### Exercise
Write out each entry again. Keep every word exactly as it is.

....

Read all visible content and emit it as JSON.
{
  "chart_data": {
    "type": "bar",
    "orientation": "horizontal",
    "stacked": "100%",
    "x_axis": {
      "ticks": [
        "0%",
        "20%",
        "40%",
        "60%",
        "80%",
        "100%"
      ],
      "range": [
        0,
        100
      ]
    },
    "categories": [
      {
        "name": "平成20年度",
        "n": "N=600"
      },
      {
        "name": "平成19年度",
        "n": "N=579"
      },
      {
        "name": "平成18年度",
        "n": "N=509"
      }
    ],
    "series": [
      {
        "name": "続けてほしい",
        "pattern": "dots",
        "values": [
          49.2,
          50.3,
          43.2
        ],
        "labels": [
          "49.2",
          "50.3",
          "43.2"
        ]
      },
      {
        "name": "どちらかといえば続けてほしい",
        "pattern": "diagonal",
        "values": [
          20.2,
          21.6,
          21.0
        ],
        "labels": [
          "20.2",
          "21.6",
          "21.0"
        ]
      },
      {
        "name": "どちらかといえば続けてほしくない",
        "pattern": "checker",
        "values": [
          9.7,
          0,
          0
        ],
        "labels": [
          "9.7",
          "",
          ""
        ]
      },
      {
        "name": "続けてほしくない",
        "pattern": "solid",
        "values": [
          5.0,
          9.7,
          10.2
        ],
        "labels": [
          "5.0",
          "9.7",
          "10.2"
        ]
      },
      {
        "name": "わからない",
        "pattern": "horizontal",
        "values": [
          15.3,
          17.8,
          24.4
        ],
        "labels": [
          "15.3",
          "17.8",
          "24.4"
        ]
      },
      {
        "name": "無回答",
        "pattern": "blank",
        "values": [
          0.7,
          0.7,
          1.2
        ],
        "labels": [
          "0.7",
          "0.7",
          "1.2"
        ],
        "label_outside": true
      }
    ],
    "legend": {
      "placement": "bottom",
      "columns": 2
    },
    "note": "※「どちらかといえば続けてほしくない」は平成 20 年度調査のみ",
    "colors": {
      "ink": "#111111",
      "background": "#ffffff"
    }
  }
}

....

### Solution to this task
Read all visible content and emit it as JSON.
{
  "chart_data": {
    "type": "bar",
    "orientation": "horizontal",
    "stacked": "100%",
    "x_axis": {
      "ticks": [
        "0%",
        "20%",
        "40%",
        "60%",
        "80%",
        "100%"
      ],
      "range": [
        0,
        100
      ]
    },
    "categories": [
      {
        "name": "平成20年度",
        "n": "N=600"
      },
      {
        "name": "平成19年度",
        "n": "N=579"
      },
      {
        "name": "平成18年度",
        "n": "N=509"
      }
    ],
    "series": [
      {
        "name": "続けてほしい",
        "pattern": "dots",
        "values": [
          49.2,
          50.3,
          43.2
        ],
        "labels": [
          "49.2",
          "50.3",
          "43.2"
        ]
      },
      {
        "name": "どちらかといえば続けてほしい",
        "pattern": "diagonal",
        "values": [
          20.2,
          21.6,
          21.0
        ],
        "labels": [
          "20.2",
          "21.6",
          "21.0"
        ]
      },
      {
        "name": "どちらかといえば続けてほしくない",
        "pattern": "checker",
        "values": [
          9.7,
          0,
          0
        ],
        "labels": [
          "9.7",
          "",
          ""
        ]
      },
      {
        "name": "続けてほしくない",
        "pattern": "solid",
        "values": [
          5.0,
          9.7,
          10.2
        ],
        "labels": [
          "5.0",
          "9.7",
          "10.2"
        ]
      },
      {
        "name": "わからない",
        "pattern": "horizontal",
        "values": [
          15.3,
          17.8,
          24.4
        ],
        "labels": [
          "15.3",
          "17.8",
          "24.4"
        ]
      },
      {
        "name": "無回答",
        "pattern": "blank",
        "values": [
          0.7,
          0.7,
          1.2
        ],
        "labels": [
          "0.7",
          "0.7",
          "1.2"
        ],
        "label_outside": true
      }
    ],
    "legend": {
      "placement": "bottom",
      "columns": 2
    },
    "note": "※「どちらかといえば続けてほしくない」は平成 20 年度調査のみ",
    "colors": {
      "ink": "#111111",
      "background": "#ffffff"
    }
  }
}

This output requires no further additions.